» **EXTRACTED DATA**:
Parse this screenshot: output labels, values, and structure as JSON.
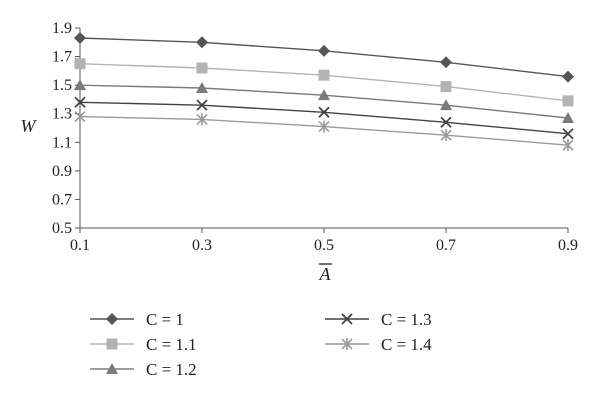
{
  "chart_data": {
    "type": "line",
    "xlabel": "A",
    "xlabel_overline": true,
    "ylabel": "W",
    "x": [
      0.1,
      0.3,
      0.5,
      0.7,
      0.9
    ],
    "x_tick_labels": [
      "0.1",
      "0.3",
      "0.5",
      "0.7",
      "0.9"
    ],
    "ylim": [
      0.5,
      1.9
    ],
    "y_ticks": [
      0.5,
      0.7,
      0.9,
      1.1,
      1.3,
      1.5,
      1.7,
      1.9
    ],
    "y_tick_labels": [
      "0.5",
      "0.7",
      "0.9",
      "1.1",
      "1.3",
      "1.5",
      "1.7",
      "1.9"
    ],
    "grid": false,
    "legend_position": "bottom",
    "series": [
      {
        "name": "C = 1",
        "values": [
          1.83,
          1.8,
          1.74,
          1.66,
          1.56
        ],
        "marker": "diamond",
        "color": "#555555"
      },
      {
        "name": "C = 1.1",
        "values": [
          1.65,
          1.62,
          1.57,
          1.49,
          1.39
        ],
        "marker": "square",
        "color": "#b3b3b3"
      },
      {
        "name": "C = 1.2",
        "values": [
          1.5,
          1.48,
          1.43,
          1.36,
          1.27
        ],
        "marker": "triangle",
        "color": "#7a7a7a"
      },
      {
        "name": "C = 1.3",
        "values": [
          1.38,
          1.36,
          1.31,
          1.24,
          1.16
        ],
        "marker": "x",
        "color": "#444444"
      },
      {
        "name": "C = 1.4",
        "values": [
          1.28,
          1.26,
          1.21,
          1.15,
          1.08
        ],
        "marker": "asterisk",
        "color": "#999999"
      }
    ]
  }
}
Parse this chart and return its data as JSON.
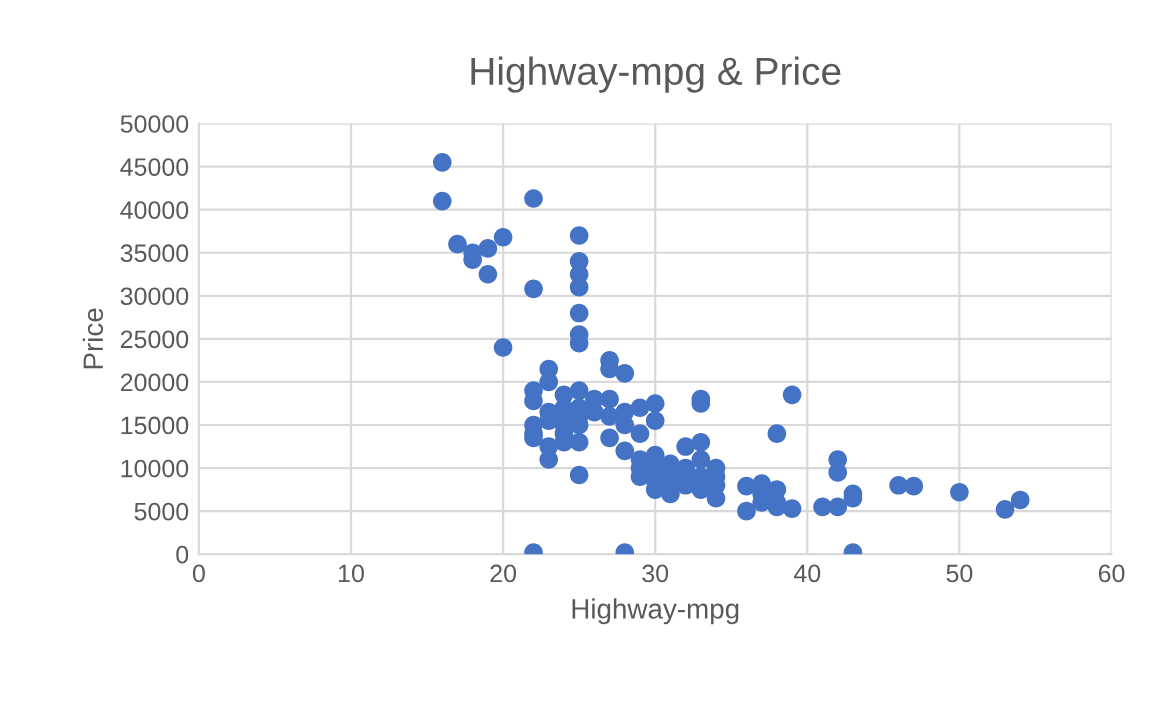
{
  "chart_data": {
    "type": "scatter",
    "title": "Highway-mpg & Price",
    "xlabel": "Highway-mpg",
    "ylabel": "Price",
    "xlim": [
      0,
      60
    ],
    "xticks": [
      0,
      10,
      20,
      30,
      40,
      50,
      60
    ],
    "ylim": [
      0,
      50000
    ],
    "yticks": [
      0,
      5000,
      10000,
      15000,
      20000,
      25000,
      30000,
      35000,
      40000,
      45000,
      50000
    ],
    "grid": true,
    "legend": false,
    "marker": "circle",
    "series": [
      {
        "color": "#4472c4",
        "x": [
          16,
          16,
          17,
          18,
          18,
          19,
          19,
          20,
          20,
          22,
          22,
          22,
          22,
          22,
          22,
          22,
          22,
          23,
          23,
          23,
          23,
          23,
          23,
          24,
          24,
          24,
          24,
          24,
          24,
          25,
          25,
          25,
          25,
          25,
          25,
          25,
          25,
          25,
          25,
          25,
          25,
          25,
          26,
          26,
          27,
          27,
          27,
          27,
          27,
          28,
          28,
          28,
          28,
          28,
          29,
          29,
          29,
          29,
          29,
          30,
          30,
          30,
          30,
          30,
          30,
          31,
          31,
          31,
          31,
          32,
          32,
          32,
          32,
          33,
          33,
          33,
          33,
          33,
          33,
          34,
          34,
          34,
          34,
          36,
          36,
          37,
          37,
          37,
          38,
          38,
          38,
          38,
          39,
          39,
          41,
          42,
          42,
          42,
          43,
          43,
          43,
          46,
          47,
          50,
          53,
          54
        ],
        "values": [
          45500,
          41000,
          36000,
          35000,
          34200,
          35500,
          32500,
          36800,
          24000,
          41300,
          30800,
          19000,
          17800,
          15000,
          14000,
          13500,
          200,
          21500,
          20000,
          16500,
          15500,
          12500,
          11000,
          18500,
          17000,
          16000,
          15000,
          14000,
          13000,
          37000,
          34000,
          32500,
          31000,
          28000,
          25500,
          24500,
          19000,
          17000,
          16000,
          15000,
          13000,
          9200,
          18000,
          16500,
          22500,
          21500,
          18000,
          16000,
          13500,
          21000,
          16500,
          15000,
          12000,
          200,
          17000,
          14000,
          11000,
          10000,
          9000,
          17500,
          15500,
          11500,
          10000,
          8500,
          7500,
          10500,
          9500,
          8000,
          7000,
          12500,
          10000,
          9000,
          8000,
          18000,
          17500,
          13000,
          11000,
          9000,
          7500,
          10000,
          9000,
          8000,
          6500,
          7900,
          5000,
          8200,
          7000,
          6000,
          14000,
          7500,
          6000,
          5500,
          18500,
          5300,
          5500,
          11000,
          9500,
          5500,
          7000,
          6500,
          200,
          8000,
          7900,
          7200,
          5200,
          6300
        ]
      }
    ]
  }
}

---

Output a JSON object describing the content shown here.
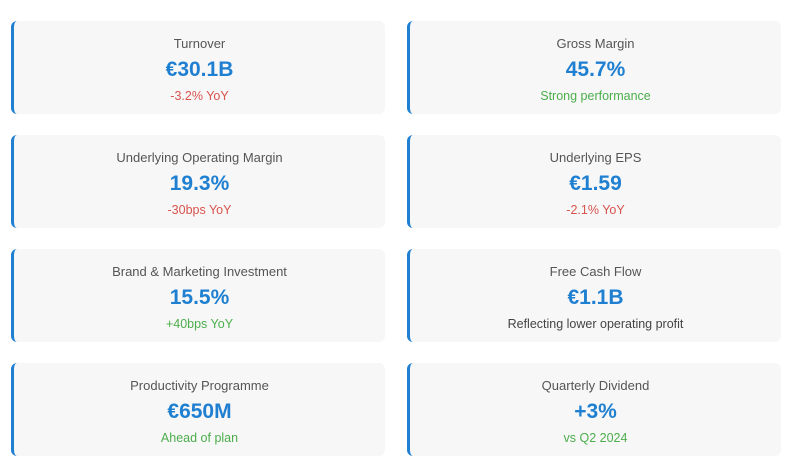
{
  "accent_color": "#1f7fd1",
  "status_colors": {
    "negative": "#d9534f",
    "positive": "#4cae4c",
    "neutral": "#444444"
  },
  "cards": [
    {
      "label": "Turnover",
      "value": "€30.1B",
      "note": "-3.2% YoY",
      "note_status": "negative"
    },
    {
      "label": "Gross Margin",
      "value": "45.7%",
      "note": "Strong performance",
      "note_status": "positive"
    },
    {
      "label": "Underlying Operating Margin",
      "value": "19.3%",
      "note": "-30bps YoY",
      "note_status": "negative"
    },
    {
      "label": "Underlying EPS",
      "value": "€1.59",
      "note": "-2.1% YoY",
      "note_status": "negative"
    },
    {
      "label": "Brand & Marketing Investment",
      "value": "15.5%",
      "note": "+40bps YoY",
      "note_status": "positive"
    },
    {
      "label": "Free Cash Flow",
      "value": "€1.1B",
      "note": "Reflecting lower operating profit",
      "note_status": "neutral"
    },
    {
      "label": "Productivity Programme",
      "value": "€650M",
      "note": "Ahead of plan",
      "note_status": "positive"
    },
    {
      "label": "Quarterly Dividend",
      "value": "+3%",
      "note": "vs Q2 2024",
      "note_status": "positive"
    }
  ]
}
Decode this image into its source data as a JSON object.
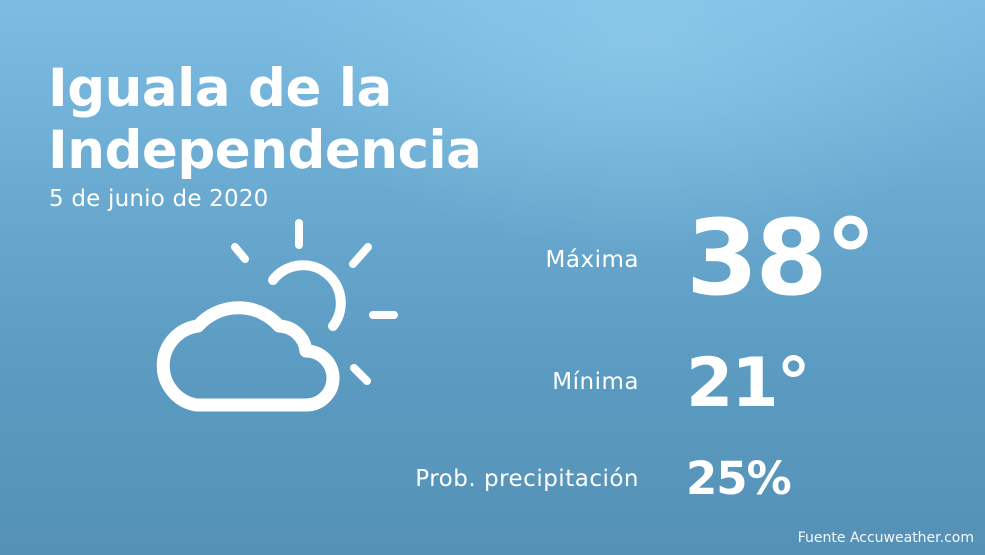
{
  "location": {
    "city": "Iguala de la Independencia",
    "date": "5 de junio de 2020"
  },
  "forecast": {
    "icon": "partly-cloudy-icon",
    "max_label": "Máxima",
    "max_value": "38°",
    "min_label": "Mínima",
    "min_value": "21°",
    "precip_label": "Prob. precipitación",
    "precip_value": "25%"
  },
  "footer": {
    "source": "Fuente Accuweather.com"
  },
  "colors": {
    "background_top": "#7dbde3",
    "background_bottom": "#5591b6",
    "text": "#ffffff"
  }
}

» **TASK BRIEF**: Pick out every line above that holds the word "Price" and copy it.

» **WRITTEN SOLUTION**:
    "title": "Highway-mpg & Price",
    "ylabel": "Price",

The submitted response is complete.